━━━━━ Dataset entries ━━━━━

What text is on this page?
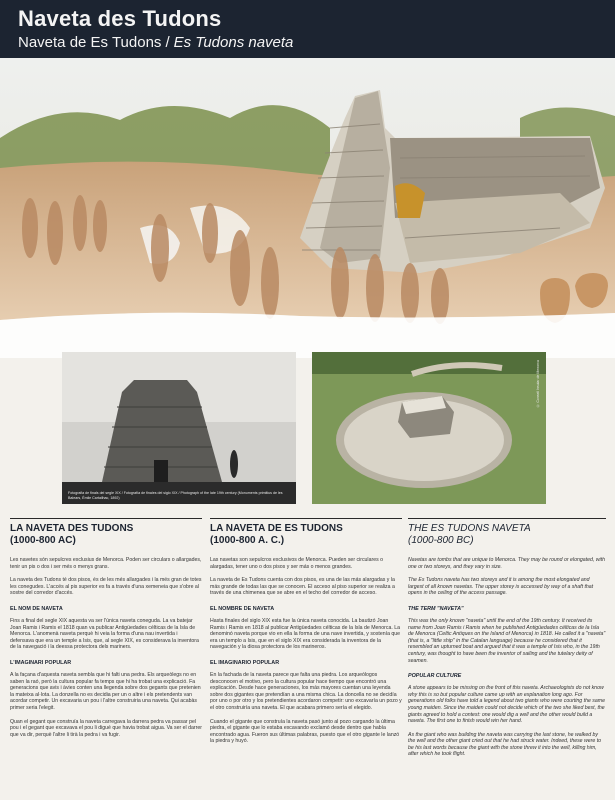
Naveta des Tudons
Naveta de Es Tudons / Es Tudons naveta
Fotografia de finals del segle XIX / Fotografía de finales del siglo XIX / Photograph of the late 19th century (Monuments primitius de les Balears, Émile Cartailhac, 1892)
© Consell Insular de Menorca
LA NAVETA DES TUDONS
(1000-800 AC)

Les navetes són sepulcres exclusius de Menorca. Poden ser circulars o allargades, tenir un pis o dos i ser més o menys grans.

La naveta des Tudons té dos pisos, és de les més allargades i la més gran de totes les conegudes. L'accés al pis superior es fa a través d'una xemeneia que s'obre al sostre del corredor d'accés.

EL NOM DE NAVETA

Fins a final del segle XIX aquesta va ser l'única naveta coneguda. La va batejar Joan Ramis i Ramis el 1818 quan va publicar Antigüedades célticas de la Isla de Menorca. L'anomenà naveta perquè hi veia la forma d'una nau invertida i defensava que era un temple a Isis, que, al segle XIX, es considerava la inventora de la navegació i la deessa protectora dels mariners.

L'IMAGINARI POPULAR

A la façana d'aquesta naveta sembla que hi falti una pedra. Els arqueòlegs no en saben la raó, però la cultura popular fa temps que hi ha trobat una explicació. Fa generacions que avis i àvies conten una llegenda sobre dos gegants que pretenien la mateixa al·lota. La donzella no es decidia per un o altre i els pretendents van acordar competir. Un excavaria un pou i l'altre construiria una naveta. Qui acabàs primer seria l'elegit.

Quan el gegant que construïa la naveta carregava la darrera pedra va passar pel pou i el gegant que excavava el pou li digué que havia trobat aigua. Va ser el darrer que va dir, perquè l'altre li tirà la pedra i va fugir.

LA NAVETA DE ES TUDONS
(1000-800 A. C.)

Las navetas son sepulcros exclusivos de Menorca. Pueden ser circulares o alargadas, tener uno o dos pisos y ser más o menos grandes.

La naveta de Es Tudons cuenta con dos pisos, es una de las más alargadas y la más grande de todas las que se conocen. El acceso al piso superior se realiza a través de una chimenea que se abre en el techo del corredor de acceso.

EL NOMBRE DE NAVETA

Hasta finales del siglo XIX esta fue la única naveta conocida. La bautizó Joan Ramis i Ramis en 1818 al publicar Antigüedades célticas de la Isla de Menorca. La denominó naveta porque vio en ella la forma de una nave invertida, y sostenía que era un templo a Isis, que en el siglo XIX era considerada la inventora de la navegación y la diosa protectora de los marineros.

EL IMAGINARIO POPULAR

En la fachada de la naveta parece que falta una piedra. Los arqueólogos desconocen el motivo, pero la cultura popular hace tiempo que encontró una explicación. Desde hace generaciones, los más mayores cuentan una leyenda sobre dos gigantes que pretendían a una misma chica. La doncella no se decidía por uno o por otro y los pretendientes acordaron competir: uno excavaría un pozo y el otro construiría una naveta. El que acabara primero sería el elegido.

Cuando el gigante que construía la naveta pasó junto al pozo cargando la última piedra, el gigante que lo estaba excavando exclamó desde dentro que había encontrado agua. Fueron sus últimas palabras, puesto que el otro gigante le lanzó la piedra y huyó.

THE ES TUDONS NAVETA
(1000-800 BC)

Navetas are tombs that are unique to Menorca. They may be round or elongated, with one or two storeys, and they vary in size.

The Es Tudons naveta has two storeys and it is among the most elongated and largest of all known navetas. The upper storey is accessed by way of a shaft that opens in the ceiling of the access passage.

THE TERM "NAVETA"

This was the only known "naveta" until the end of the 19th century. It received its name from Joan Ramis i Ramis when he published Antigüedades célticas de la Isla de Menorca (Celtic Antiques on the Island of Menorca) in 1818. He called it a "naveta" (that is, a "little ship" in the Catalan language) because he considered that it resembled an upturned boat and argued that it was a temple of Isis who, in the 19th century, was thought to have been the inventor of sailing and the tutelary deity of seamen.

POPULAR CULTURE

A stone appears to be missing on the front of this naveta. Archaeologists do not know why this is so but popular culture came up with an explanation long ago. For generations old folks have told a legend about two giants who were courting the same young maiden. Since the maiden could not decide which of the two she liked best, the giants agreed to hold a contest: one would dig a well and the other would build a naveta. The first one to finish would win her hand.

As the giant who was building the naveta was carrying the last stone, he walked by the well and the other giant cried out that he had struck water. Indeed, these were to be his last words because the giant with the stone threw it into the well, killing him, after which he took flight.
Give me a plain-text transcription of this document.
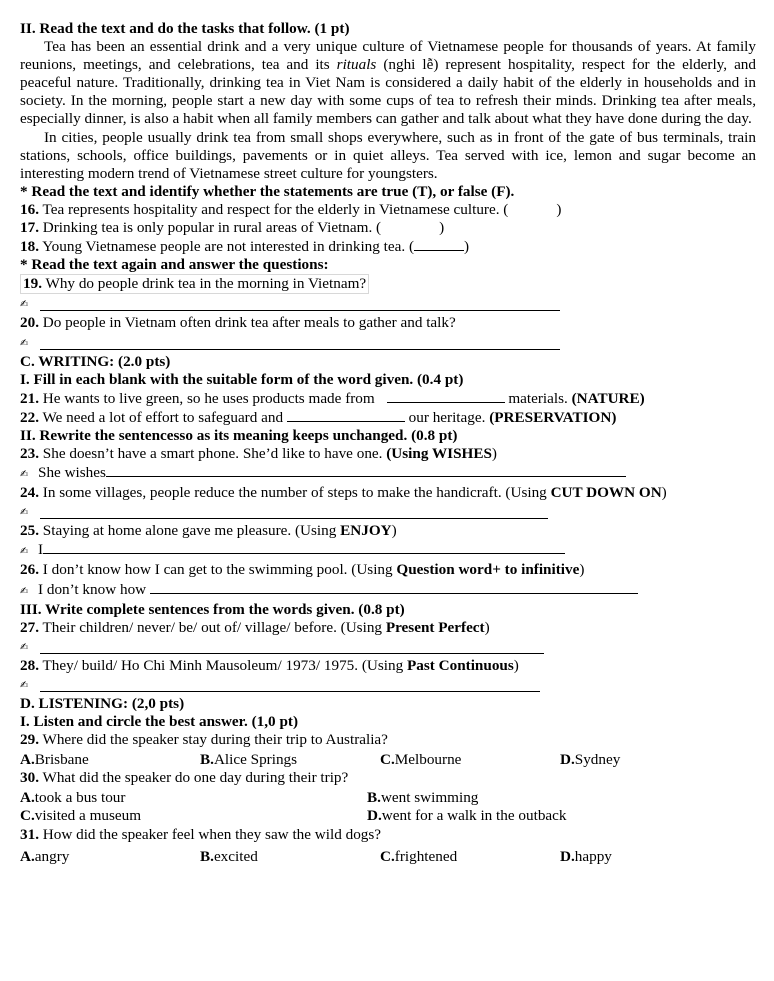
II. Read the text and do the tasks that follow. (1 pt)

Tea has been an essential drink and a very unique culture of Vietnamese people for thousands of years. At family reunions, meetings, and celebrations, tea and its rituals (nghi lễ) represent hospitality, respect for the elderly, and peaceful nature. Traditionally, drinking tea in Viet Nam is considered a daily habit of the elderly in households and in society. In the morning, people start a new day with some cups of tea to refresh their minds. Drinking tea after meals, especially dinner, is also a habit when all family members can gather and talk about what they have done during the day.

In cities, people usually drink tea from small shops everywhere, such as in front of the gate of bus terminals, train stations, schools, office buildings, pavements or in quiet alleys. Tea served with ice, lemon and sugar become an interesting modern trend of Vietnamese street culture for youngsters.

* Read the text and identify whether the statements are true (T), or false (F).

16. Tea represents hospitality and respect for the elderly in Vietnamese culture. (	)

17. Drinking tea is only popular in rural areas of Vietnam. (	)

18. Young Vietnamese people are not interested in drinking tea. (	)

* Read the text again and answer the questions:

19. Why do people drink tea in the morning in Vietnam?

✍

20. Do people in Vietnam often drink tea after meals to gather and talk?

✍

C. WRITING: (2.0 pts)

I. Fill in each blank with the suitable form of the word given. (0.4 pt)

21. He wants to live green, so he uses products made from	materials. (NATURE)

22. We need a lot of effort to safeguard and	our heritage. (PRESERVATION)

II. Rewrite the sentencesso as its meaning keeps unchanged. (0.8 pt)

23. She doesn’t have a smart phone. She’d like to have one. (Using WISHES)

✍ She wishes

24. In some villages, people reduce the number of steps to make the handicraft. (Using CUT DOWN ON)

✍

25. Staying at home alone gave me pleasure. (Using ENJOY)

✍ I

26. I don’t know how I can get to the swimming pool. (Using Question word+ to infinitive)

✍ I don’t know how

III. Write complete sentences from the words given. (0.8 pt)

27. Their children/ never/ be/ out of/ village/ before. (Using Present Perfect)

✍

28. They/ build/ Ho Chi Minh Mausoleum/ 1973/ 1975. (Using Past Continuous)

✍

D. LISTENING: (2,0 pts)

I. Listen and circle the best answer. (1,0 pt)

29. Where did the speaker stay during their trip to Australia?

A.Brisbane	B.Alice Springs	C.Melbourne	D.Sydney

30. What did the speaker do one day during their trip?

A.took a bus tour	B.went swimming
C.visited a museum	D.went for a walk in the outback

31. How did the speaker feel when they saw the wild dogs?

A.angry	B.excited	C.frightened	D.happy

━━━━━

### What needs to be done
Quote the entries above word for word. Leave the images out.

### Problem solution
What text is on this page?
Naveta des Tudons
Naveta de Es Tudons / Es Tudons naveta
Fotografia de finals del segle XIX / Fotografía de finales del siglo XIX / Photograph of the late 19th century (Monuments primitius de les Balears, Émile Cartailhac, 1892)
© Consell Insular de Menorca
LA NAVETA DES TUDONS
(1000-800 AC)

Les navetes són sepulcres exclusius de Menorca. Poden ser circulars o allargades, tenir un pis o dos i ser més o menys grans.

La naveta des Tudons té dos pisos, és de les més allargades i la més gran de totes les conegudes. L'accés al pis superior es fa a través d'una xemeneia que s'obre al sostre del corredor d'accés.

EL NOM DE NAVETA

Fins a final del segle XIX aquesta va ser l'única naveta coneguda. La va batejar Joan Ramis i Ramis el 1818 quan va publicar Antigüedades célticas de la Isla de Menorca. L'anomenà naveta perquè hi veia la forma d'una nau invertida i defensava que era un temple a Isis, que, al segle XIX, es considerava la inventora de la navegació i la deessa protectora dels mariners.

L'IMAGINARI POPULAR

A la façana d'aquesta naveta sembla que hi falti una pedra. Els arqueòlegs no en saben la raó, però la cultura popular fa temps que hi ha trobat una explicació. Fa generacions que avis i àvies conten una llegenda sobre dos gegants que pretenien la mateixa al·lota. La donzella no es decidia per un o altre i els pretendents van acordar competir. Un excavaria un pou i l'altre construiria una naveta. Qui acabàs primer seria l'elegit.

Quan el gegant que construïa la naveta carregava la darrera pedra va passar pel pou i el gegant que excavava el pou li digué que havia trobat aigua. Va ser el darrer que va dir, perquè l'altre li tirà la pedra i va fugir.

LA NAVETA DE ES TUDONS
(1000-800 A. C.)

Las navetas son sepulcros exclusivos de Menorca. Pueden ser circulares o alargadas, tener uno o dos pisos y ser más o menos grandes.

La naveta de Es Tudons cuenta con dos pisos, es una de las más alargadas y la más grande de todas las que se conocen. El acceso al piso superior se realiza a través de una chimenea que se abre en el techo del corredor de acceso.

EL NOMBRE DE NAVETA

Hasta finales del siglo XIX esta fue la única naveta conocida. La bautizó Joan Ramis i Ramis en 1818 al publicar Antigüedades célticas de la Isla de Menorca. La denominó naveta porque vio en ella la forma de una nave invertida, y sostenía que era un templo a Isis, que en el siglo XIX era considerada la inventora de la navegación y la diosa protectora de los marineros.

EL IMAGINARIO POPULAR

En la fachada de la naveta parece que falta una piedra. Los arqueólogos desconocen el motivo, pero la cultura popular hace tiempo que encontró una explicación. Desde hace generaciones, los más mayores cuentan una leyenda sobre dos gigantes que pretendían a una misma chica. La doncella no se decidía por uno o por otro y los pretendientes acordaron competir: uno excavaría un pozo y el otro construiría una naveta. El que acabara primero sería el elegido.

Cuando el gigante que construía la naveta pasó junto al pozo cargando la última piedra, el gigante que lo estaba excavando exclamó desde dentro que había encontrado agua. Fueron sus últimas palabras, puesto que el otro gigante le lanzó la piedra y huyó.

THE ES TUDONS NAVETA
(1000-800 BC)

Navetas are tombs that are unique to Menorca. They may be round or elongated, with one or two storeys, and they vary in size.

The Es Tudons naveta has two storeys and it is among the most elongated and largest of all known navetas. The upper storey is accessed by way of a shaft that opens in the ceiling of the access passage.

THE TERM "NAVETA"

This was the only known "naveta" until the end of the 19th century. It received its name from Joan Ramis i Ramis when he published Antigüedades célticas de la Isla de Menorca (Celtic Antiques on the Island of Menorca) in 1818. He called it a "naveta" (that is, a "little ship" in the Catalan language) because he considered that it resembled an upturned boat and argued that it was a temple of Isis who, in the 19th century, was thought to have been the inventor of sailing and the tutelary deity of seamen.

POPULAR CULTURE

A stone appears to be missing on the front of this naveta. Archaeologists do not know why this is so but popular culture came up with an explanation long ago. For generations old folks have told a legend about two giants who were courting the same young maiden. Since the maiden could not decide which of the two she liked best, the giants agreed to hold a contest: one would dig a well and the other would build a naveta. The first one to finish would win her hand.

As the giant who was building the naveta was carrying the last stone, he walked by the well and the other giant cried out that he had struck water. Indeed, these were to be his last words because the giant with the stone threw it into the well, killing him, after which he took flight.
Give me a plain-text transcription of this document.
II. Read the text and do the tasks that follow. (1 pt)

Tea has been an essential drink and a very unique culture of Vietnamese people for thousands of years. At family reunions, meetings, and celebrations, tea and its rituals (nghi lễ) represent hospitality, respect for the elderly, and peaceful nature. Traditionally, drinking tea in Viet Nam is considered a daily habit of the elderly in households and in society. In the morning, people start a new day with some cups of tea to refresh their minds. Drinking tea after meals, especially dinner, is also a habit when all family members can gather and talk about what they have done during the day.

In cities, people usually drink tea from small shops everywhere, such as in front of the gate of bus terminals, train stations, schools, office buildings, pavements or in quiet alleys. Tea served with ice, lemon and sugar become an interesting modern trend of Vietnamese street culture for youngsters.

* Read the text and identify whether the statements are true (T), or false (F).

16. Tea represents hospitality and respect for the elderly in Vietnamese culture. (	)

17. Drinking tea is only popular in rural areas of Vietnam. (	)

18. Young Vietnamese people are not interested in drinking tea. (	)

* Read the text again and answer the questions:

19. Why do people drink tea in the morning in Vietnam?

✍

20. Do people in Vietnam often drink tea after meals to gather and talk?

✍

C. WRITING: (2.0 pts)

I. Fill in each blank with the suitable form of the word given. (0.4 pt)

21. He wants to live green, so he uses products made from	materials. (NATURE)

22. We need a lot of effort to safeguard and	our heritage. (PRESERVATION)

II. Rewrite the sentencesso as its meaning keeps unchanged. (0.8 pt)

23. She doesn’t have a smart phone. She’d like to have one. (Using WISHES)

✍ She wishes

24. In some villages, people reduce the number of steps to make the handicraft. (Using CUT DOWN ON)

✍

25. Staying at home alone gave me pleasure. (Using ENJOY)

✍ I

26. I don’t know how I can get to the swimming pool. (Using Question word+ to infinitive)

✍ I don’t know how

III. Write complete sentences from the words given. (0.8 pt)

27. Their children/ never/ be/ out of/ village/ before. (Using Present Perfect)

✍

28. They/ build/ Ho Chi Minh Mausoleum/ 1973/ 1975. (Using Past Continuous)

✍

D. LISTENING: (2,0 pts)

I. Listen and circle the best answer. (1,0 pt)

29. Where did the speaker stay during their trip to Australia?

A.Brisbane	B.Alice Springs	C.Melbourne	D.Sydney

30. What did the speaker do one day during their trip?

A.took a bus tour	B.went swimming
C.visited a museum	D.went for a walk in the outback

31. How did the speaker feel when they saw the wild dogs?

A.angry	B.excited	C.frightened	D.happy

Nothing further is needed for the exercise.